Task directions:
Pull every line containing "Divendres" out of the material below.

(Data entries)
• • • • •
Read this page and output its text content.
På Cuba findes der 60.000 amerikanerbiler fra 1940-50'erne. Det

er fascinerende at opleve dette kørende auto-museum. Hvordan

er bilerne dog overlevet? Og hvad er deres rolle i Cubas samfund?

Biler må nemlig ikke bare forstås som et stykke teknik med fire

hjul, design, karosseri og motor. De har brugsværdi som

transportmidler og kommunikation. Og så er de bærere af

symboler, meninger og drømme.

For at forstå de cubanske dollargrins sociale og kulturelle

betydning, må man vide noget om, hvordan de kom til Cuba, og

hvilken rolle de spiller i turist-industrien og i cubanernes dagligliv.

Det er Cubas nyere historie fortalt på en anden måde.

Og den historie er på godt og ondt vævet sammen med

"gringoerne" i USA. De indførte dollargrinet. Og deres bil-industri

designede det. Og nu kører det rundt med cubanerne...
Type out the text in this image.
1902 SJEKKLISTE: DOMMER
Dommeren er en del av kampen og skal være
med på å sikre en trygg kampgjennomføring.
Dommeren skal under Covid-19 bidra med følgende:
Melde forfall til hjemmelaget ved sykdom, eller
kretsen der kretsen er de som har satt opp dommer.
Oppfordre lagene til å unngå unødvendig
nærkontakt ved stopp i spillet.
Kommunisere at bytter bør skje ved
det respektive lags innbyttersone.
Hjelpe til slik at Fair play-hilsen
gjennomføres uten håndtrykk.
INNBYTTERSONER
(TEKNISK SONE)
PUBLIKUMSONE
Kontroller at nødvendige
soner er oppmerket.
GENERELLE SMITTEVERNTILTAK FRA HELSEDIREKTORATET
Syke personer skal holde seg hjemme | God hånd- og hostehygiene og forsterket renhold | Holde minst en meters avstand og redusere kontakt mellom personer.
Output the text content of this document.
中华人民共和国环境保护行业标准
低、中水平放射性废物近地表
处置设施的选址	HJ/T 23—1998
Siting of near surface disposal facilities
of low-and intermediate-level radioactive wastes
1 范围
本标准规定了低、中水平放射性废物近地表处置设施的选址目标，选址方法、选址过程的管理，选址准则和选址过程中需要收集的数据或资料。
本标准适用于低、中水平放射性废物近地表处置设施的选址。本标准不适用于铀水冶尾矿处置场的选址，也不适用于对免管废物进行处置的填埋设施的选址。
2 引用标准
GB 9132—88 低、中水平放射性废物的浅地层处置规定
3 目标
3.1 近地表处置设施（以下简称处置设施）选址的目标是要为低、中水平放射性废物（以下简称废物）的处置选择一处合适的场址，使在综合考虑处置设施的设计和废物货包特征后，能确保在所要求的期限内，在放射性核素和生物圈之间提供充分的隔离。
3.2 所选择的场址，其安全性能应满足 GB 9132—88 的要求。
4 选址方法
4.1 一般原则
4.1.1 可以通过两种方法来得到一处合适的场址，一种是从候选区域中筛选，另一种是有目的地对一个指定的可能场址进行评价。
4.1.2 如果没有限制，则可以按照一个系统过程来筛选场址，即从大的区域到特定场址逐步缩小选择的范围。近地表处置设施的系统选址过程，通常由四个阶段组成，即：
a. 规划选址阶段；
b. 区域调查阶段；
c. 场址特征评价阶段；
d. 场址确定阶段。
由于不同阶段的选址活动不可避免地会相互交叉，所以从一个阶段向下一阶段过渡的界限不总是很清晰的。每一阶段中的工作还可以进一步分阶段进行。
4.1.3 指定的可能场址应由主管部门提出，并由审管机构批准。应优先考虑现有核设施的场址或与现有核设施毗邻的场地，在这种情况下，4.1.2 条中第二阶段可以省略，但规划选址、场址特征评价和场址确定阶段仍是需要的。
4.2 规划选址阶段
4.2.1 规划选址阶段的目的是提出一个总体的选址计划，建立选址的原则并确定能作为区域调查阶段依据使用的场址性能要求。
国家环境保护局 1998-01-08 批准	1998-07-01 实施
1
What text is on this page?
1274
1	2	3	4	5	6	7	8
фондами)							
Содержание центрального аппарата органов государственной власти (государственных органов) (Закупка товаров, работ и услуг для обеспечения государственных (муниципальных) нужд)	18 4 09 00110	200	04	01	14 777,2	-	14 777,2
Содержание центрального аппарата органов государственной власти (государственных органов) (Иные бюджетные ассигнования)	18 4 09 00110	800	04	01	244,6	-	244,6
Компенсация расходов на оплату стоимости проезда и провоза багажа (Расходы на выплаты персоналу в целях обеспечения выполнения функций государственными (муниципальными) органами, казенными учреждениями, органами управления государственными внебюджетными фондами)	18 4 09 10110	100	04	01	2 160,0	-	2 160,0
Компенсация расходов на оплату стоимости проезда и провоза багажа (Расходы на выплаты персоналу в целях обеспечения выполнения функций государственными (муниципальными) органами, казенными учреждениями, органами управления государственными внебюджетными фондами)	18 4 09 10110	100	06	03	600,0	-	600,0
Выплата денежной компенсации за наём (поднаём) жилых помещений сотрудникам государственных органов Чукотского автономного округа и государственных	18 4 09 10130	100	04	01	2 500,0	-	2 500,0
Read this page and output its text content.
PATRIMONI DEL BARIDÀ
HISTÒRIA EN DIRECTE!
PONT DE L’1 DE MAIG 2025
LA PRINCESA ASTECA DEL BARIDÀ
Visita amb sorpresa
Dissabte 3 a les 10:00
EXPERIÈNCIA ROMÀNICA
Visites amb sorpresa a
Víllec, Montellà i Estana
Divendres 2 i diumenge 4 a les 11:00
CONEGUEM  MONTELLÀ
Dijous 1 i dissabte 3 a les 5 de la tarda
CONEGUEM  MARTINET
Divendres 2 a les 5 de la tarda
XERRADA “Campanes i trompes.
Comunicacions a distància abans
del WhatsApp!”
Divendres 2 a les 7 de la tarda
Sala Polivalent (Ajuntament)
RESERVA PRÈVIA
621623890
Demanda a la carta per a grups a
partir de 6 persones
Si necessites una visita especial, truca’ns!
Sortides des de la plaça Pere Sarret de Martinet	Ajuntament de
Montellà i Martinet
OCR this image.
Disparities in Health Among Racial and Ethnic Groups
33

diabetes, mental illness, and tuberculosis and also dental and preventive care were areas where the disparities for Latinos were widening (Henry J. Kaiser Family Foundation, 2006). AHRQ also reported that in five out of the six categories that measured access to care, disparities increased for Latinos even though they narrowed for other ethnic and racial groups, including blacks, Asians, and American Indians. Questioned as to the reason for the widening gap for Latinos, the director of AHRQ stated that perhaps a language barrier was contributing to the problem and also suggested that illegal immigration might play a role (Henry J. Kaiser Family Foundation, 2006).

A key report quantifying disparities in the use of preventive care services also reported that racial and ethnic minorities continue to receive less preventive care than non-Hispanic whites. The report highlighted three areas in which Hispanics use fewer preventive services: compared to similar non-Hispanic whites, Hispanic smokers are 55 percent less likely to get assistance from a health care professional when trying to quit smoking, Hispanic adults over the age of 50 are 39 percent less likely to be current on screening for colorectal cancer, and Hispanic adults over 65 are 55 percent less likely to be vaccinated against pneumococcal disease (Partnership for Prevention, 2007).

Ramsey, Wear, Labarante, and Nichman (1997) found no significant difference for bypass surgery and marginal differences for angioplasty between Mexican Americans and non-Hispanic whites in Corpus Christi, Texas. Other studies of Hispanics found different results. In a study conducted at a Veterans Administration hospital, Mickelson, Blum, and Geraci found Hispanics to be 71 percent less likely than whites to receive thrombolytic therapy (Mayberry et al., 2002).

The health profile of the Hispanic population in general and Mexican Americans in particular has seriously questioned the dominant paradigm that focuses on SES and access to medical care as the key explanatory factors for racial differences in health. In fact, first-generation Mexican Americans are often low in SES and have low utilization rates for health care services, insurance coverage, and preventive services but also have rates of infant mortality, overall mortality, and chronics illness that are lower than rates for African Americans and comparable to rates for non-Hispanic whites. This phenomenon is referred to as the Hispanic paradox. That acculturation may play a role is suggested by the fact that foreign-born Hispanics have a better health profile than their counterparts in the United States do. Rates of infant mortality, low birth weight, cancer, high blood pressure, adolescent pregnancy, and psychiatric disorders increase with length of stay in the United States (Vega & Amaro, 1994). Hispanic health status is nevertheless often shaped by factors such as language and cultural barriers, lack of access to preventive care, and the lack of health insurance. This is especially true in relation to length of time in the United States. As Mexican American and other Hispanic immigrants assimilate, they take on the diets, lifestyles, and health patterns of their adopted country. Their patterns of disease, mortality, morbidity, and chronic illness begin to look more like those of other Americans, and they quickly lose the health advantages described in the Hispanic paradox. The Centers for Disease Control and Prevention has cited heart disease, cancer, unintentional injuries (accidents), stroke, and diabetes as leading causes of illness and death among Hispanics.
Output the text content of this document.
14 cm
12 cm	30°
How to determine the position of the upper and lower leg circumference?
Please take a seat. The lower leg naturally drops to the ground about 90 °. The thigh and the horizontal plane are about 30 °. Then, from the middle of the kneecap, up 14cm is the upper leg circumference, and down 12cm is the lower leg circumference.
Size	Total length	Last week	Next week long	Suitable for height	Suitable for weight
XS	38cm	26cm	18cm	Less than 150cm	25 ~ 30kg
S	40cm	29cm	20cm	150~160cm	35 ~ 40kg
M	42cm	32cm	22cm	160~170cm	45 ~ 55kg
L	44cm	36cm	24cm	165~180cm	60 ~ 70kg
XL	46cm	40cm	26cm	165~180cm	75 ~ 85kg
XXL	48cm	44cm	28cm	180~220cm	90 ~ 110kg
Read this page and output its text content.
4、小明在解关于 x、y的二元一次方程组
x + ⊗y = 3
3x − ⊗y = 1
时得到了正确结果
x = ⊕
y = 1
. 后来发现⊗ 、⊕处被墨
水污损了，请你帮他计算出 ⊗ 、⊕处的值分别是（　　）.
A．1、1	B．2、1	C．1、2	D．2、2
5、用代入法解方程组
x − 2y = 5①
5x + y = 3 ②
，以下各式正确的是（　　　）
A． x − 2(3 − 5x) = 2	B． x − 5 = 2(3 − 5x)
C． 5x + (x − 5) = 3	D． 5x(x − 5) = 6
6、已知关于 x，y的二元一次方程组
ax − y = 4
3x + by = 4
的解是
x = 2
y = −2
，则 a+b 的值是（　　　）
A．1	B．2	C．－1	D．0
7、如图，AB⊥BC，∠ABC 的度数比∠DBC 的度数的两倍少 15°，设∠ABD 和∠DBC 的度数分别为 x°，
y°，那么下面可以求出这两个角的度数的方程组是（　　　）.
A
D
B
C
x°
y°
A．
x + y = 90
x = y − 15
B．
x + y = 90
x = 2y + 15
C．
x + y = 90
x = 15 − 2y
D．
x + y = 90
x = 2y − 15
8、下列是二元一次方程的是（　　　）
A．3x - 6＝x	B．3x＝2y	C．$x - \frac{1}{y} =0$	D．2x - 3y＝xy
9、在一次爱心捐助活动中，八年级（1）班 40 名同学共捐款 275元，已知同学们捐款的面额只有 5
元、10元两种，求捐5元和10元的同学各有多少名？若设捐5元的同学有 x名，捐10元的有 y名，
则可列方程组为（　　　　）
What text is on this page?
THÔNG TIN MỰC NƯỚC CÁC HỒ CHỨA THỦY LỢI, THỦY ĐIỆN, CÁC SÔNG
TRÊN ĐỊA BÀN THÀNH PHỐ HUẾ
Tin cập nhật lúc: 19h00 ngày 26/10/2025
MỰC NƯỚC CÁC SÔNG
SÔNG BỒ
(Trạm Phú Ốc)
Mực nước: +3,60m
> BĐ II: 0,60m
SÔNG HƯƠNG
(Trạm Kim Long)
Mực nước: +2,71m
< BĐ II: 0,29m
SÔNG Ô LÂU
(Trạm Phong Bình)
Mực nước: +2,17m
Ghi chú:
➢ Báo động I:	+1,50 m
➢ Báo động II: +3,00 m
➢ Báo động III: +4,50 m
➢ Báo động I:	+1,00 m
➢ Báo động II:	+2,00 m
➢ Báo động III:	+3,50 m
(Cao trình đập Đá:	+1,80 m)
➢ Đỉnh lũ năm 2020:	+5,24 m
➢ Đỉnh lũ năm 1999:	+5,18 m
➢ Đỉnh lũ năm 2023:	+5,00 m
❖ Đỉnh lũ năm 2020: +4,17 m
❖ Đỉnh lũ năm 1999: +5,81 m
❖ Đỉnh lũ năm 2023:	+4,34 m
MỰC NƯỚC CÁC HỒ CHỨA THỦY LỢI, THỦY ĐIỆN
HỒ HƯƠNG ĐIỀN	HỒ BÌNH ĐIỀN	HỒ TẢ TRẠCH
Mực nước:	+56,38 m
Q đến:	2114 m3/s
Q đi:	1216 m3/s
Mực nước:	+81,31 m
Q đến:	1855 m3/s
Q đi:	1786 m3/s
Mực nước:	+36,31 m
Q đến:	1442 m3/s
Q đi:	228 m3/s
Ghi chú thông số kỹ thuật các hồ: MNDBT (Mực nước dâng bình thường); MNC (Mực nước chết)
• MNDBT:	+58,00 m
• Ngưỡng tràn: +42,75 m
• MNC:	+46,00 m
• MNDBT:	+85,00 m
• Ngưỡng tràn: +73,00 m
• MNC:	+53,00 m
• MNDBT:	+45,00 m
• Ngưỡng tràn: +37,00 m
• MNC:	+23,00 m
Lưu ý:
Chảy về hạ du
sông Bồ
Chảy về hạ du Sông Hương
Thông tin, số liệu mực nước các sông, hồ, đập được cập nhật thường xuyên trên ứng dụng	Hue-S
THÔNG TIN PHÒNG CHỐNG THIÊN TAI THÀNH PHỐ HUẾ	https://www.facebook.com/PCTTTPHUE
• • • • •
Answer to this problem:
Divendres 2 i diumenge 4 a les 11:00
Divendres 2 a les 5 de la tarda
Divendres 2 a les 7 de la tarda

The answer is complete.